*Work to complete*:
Find the lines below that contain the word "label" and count them. Only the number should be given.

*Data lines*:
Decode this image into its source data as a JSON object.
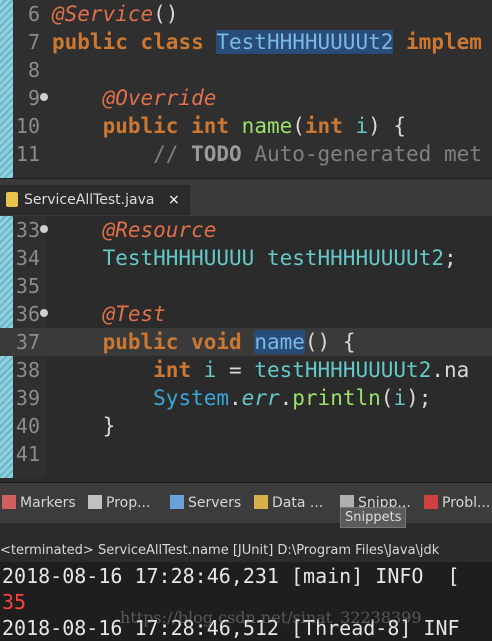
{
  "top_editor": {
    "lines": [
      {
        "num": "6",
        "parts": [
          [
            "ann",
            "@Service"
          ],
          [
            "",
            "()"
          ]
        ]
      },
      {
        "num": "7",
        "parts": [
          [
            "kw",
            "public "
          ],
          [
            "kw",
            "class "
          ],
          [
            "sel",
            "TestHHHHUUUUt2"
          ],
          [
            "kw",
            " implem"
          ]
        ]
      },
      {
        "num": "8",
        "parts": []
      },
      {
        "num": "9",
        "fold": true,
        "parts": [
          [
            "",
            "    "
          ],
          [
            "ann",
            "@Override"
          ]
        ]
      },
      {
        "num": "10",
        "parts": [
          [
            "",
            "    "
          ],
          [
            "kw",
            "public "
          ],
          [
            "kw",
            "int "
          ],
          [
            "mth",
            "name"
          ],
          [
            "",
            "("
          ],
          [
            "kw",
            "int "
          ],
          [
            "var",
            "i"
          ],
          [
            "",
            ") {"
          ]
        ]
      },
      {
        "num": "11",
        "parts": [
          [
            "",
            "        "
          ],
          [
            "cmt",
            "// "
          ],
          [
            "todo",
            "TODO "
          ],
          [
            "cmt",
            "Auto-generated met"
          ]
        ]
      }
    ]
  },
  "tab": {
    "label": "ServiceAllTest.java",
    "close": "×"
  },
  "bottom_editor": {
    "lines": [
      {
        "num": "33",
        "fold": true,
        "parts": [
          [
            "",
            "    "
          ],
          [
            "ann",
            "@Resource"
          ]
        ]
      },
      {
        "num": "34",
        "parts": [
          [
            "",
            "    "
          ],
          [
            "typ",
            "TestHHHHUUUU "
          ],
          [
            "typ",
            "testHHHHUUUUt2"
          ],
          [
            "",
            ";"
          ]
        ]
      },
      {
        "num": "35",
        "parts": []
      },
      {
        "num": "36",
        "fold": true,
        "parts": [
          [
            "",
            "    "
          ],
          [
            "ann",
            "@Test"
          ]
        ]
      },
      {
        "num": "37",
        "current": true,
        "parts": [
          [
            "",
            "    "
          ],
          [
            "kw",
            "public "
          ],
          [
            "kw",
            "void "
          ],
          [
            "sel",
            "name"
          ],
          [
            "",
            "() {"
          ]
        ]
      },
      {
        "num": "38",
        "parts": [
          [
            "",
            "        "
          ],
          [
            "kw",
            "int "
          ],
          [
            "var",
            "i"
          ],
          [
            "",
            " = "
          ],
          [
            "typ",
            "testHHHHUUUUt2"
          ],
          [
            "",
            ".na"
          ]
        ]
      },
      {
        "num": "39",
        "parts": [
          [
            "",
            "        "
          ],
          [
            "sys",
            "System"
          ],
          [
            "",
            "."
          ],
          [
            "fld",
            "err"
          ],
          [
            "",
            "."
          ],
          [
            "mth",
            "println"
          ],
          [
            "",
            "("
          ],
          [
            "var",
            "i"
          ],
          [
            "",
            ");"
          ]
        ]
      },
      {
        "num": "40",
        "parts": [
          [
            "",
            "    }"
          ]
        ]
      },
      {
        "num": "41",
        "parts": []
      }
    ]
  },
  "views": [
    {
      "label": "Markers",
      "icon": "markers-icon",
      "color": "#d06060"
    },
    {
      "label": "Prop...",
      "icon": "properties-icon",
      "color": "#c0c0c0"
    },
    {
      "label": "Servers",
      "icon": "servers-icon",
      "color": "#6aa0d8"
    },
    {
      "label": "Data ...",
      "icon": "data-source-icon",
      "color": "#d8b04a"
    },
    {
      "label": "Snipp...",
      "icon": "snippets-icon",
      "color": "#b0b0b0"
    },
    {
      "label": "Probl...",
      "icon": "problems-icon",
      "color": "#d04040"
    }
  ],
  "tooltip": "Snippets",
  "console": {
    "header": "<terminated> ServiceAllTest.name [JUnit] D:\\Program Files\\Java\\jdk",
    "lines": [
      {
        "text": "2018-08-16 17:28:46,231 [main] INFO  [",
        "err": false
      },
      {
        "text": "35",
        "err": true
      },
      {
        "text": "2018-08-16 17:28:46,512 [Thread-8] INF",
        "err": false
      }
    ],
    "watermark": "https://blog.csdn.net/sinat_32238399"
  }
}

*Task output*:
7